Written exercise:
Within the listing below, locate all lines containing the word "JSON". Copy each one.

-- START OF Provided entries --

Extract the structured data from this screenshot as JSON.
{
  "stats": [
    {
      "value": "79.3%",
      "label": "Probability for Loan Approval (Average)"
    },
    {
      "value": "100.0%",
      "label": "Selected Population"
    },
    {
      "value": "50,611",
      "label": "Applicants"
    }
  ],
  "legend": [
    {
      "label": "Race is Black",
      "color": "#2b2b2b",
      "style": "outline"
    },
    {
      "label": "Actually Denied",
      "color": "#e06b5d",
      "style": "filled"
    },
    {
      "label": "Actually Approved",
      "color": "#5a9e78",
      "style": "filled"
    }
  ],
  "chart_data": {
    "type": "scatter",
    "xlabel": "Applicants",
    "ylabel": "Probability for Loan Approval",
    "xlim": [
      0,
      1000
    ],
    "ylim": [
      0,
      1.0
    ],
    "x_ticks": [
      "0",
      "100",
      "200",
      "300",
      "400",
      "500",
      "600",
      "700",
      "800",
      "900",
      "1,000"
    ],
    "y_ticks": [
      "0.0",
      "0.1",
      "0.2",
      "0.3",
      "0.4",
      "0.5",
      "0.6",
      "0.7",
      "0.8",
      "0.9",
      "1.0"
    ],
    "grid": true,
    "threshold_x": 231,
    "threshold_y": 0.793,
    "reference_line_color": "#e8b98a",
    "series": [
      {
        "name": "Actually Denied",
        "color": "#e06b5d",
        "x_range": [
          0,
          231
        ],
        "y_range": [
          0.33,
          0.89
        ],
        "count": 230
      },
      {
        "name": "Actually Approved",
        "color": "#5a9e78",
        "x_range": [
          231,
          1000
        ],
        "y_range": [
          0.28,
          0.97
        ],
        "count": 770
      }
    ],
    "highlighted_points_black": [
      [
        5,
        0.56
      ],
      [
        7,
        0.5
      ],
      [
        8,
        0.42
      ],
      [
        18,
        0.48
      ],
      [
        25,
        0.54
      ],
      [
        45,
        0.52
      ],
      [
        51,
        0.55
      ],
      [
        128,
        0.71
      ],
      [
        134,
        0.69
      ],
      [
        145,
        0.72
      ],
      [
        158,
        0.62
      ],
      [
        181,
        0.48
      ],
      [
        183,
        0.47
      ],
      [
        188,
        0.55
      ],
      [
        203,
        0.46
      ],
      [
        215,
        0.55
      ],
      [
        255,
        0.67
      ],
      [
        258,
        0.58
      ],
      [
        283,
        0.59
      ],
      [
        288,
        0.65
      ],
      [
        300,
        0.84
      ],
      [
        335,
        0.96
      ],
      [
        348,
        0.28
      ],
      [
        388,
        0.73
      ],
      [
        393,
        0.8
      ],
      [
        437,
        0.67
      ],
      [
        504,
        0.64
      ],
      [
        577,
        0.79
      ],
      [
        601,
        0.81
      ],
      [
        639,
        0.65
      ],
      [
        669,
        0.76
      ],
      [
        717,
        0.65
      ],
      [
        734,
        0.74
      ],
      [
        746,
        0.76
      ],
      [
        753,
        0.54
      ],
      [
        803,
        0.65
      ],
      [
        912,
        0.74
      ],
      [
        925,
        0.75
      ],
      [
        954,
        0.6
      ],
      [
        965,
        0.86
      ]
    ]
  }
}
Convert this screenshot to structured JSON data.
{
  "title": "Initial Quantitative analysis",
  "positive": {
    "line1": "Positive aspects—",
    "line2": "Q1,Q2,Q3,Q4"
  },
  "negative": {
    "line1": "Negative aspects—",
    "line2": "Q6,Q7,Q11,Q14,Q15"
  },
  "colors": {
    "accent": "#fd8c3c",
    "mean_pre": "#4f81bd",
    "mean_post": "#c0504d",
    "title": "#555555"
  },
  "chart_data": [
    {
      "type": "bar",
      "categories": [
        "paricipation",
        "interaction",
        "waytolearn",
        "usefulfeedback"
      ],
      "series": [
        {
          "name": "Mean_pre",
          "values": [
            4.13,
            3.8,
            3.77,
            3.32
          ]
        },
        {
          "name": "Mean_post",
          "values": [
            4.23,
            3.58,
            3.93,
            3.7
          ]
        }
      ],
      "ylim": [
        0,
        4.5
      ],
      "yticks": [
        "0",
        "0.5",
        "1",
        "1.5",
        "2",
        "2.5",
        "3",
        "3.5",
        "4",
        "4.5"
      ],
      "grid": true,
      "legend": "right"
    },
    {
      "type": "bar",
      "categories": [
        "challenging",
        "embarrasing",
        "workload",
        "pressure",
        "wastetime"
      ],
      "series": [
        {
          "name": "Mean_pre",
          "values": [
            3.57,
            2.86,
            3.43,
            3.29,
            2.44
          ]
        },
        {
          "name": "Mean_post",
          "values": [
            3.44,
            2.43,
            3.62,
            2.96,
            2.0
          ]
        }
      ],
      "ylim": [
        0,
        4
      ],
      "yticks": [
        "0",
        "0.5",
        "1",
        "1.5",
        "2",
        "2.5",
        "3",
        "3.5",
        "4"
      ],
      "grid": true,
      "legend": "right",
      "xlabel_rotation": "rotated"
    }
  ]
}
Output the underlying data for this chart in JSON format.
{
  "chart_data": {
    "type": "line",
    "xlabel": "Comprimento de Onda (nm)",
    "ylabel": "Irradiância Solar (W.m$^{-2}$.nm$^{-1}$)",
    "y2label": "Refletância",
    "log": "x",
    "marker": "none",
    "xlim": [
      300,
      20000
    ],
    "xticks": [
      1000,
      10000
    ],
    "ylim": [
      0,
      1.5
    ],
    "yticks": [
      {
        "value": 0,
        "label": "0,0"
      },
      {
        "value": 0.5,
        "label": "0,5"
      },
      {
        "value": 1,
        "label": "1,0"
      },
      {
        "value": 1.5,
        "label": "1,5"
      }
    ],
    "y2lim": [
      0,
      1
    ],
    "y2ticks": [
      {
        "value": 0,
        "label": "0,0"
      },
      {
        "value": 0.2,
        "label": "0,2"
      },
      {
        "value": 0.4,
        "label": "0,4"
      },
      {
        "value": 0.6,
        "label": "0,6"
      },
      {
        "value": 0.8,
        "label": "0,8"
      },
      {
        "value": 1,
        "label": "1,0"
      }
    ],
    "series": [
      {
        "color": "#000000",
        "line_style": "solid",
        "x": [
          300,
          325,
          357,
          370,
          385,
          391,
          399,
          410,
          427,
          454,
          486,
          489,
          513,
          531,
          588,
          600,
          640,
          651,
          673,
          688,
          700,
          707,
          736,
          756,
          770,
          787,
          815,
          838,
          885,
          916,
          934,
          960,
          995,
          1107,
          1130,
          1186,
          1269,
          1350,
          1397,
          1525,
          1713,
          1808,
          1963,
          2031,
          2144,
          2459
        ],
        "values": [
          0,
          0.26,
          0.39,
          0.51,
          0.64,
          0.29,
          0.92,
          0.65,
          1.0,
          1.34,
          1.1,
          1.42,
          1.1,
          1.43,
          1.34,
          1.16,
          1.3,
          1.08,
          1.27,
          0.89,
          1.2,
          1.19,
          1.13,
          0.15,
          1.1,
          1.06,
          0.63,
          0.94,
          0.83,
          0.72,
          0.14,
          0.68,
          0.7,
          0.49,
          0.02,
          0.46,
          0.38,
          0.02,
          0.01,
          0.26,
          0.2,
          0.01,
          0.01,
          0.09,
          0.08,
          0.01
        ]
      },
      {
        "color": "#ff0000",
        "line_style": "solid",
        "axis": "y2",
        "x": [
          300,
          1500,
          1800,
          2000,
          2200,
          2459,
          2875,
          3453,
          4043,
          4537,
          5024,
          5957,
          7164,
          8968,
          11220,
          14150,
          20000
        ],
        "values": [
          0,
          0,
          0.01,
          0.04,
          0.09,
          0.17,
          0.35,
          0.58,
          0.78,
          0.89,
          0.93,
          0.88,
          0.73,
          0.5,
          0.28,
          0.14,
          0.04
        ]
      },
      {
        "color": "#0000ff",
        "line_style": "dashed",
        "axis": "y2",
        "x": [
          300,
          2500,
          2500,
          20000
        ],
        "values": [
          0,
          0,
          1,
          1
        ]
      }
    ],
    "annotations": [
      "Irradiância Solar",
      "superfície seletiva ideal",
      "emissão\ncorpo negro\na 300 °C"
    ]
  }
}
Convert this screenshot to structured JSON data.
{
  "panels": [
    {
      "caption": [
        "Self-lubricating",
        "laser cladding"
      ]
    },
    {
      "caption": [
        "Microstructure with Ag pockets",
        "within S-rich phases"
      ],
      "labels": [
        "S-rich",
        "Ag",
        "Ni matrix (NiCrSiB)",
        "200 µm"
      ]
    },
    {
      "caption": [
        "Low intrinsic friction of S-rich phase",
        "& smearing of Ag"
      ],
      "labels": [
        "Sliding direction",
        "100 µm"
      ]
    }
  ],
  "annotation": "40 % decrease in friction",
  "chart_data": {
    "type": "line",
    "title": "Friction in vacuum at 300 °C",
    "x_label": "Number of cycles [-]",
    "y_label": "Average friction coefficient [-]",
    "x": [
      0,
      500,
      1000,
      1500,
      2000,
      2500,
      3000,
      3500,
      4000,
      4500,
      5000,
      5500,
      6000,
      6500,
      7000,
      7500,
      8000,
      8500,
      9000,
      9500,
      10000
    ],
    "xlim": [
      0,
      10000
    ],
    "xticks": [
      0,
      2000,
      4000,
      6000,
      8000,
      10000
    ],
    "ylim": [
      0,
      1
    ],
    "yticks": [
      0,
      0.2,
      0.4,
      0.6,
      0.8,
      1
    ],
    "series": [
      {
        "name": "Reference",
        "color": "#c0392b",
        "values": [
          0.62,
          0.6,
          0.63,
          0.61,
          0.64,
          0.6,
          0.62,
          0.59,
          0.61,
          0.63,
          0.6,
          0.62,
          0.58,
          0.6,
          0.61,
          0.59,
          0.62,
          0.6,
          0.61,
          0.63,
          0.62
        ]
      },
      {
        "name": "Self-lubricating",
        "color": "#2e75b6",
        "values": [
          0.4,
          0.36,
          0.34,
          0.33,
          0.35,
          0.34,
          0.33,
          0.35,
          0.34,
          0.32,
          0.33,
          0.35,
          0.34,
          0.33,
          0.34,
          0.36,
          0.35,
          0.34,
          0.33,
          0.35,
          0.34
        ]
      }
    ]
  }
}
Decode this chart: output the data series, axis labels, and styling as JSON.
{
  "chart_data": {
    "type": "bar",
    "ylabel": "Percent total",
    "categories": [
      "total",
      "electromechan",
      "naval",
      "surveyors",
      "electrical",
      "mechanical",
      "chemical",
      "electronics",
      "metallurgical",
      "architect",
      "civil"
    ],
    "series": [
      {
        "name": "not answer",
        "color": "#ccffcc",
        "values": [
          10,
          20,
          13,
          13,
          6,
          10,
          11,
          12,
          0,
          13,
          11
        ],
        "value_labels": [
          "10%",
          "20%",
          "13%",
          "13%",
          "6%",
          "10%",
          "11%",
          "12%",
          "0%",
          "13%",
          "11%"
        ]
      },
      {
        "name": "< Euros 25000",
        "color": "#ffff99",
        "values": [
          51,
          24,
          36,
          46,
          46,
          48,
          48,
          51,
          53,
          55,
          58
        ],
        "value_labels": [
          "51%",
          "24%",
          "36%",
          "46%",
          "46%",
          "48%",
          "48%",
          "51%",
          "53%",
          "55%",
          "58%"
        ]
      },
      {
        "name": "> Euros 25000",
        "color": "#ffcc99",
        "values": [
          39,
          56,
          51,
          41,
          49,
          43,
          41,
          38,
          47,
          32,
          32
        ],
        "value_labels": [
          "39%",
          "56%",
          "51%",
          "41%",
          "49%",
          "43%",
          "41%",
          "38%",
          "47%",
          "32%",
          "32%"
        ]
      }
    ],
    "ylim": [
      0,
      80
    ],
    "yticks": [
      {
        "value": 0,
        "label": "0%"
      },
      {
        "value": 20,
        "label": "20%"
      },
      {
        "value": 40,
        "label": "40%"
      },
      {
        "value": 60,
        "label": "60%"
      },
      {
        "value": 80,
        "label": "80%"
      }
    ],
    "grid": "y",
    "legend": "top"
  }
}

-- END OF Provided entries --

Final result:
Extract the structured data from this screenshot as JSON.
Convert this screenshot to structured JSON data.
Output the underlying data for this chart in JSON format.
Convert this screenshot to structured JSON data.
Decode this chart: output the data series, axis labels, and styling as JSON.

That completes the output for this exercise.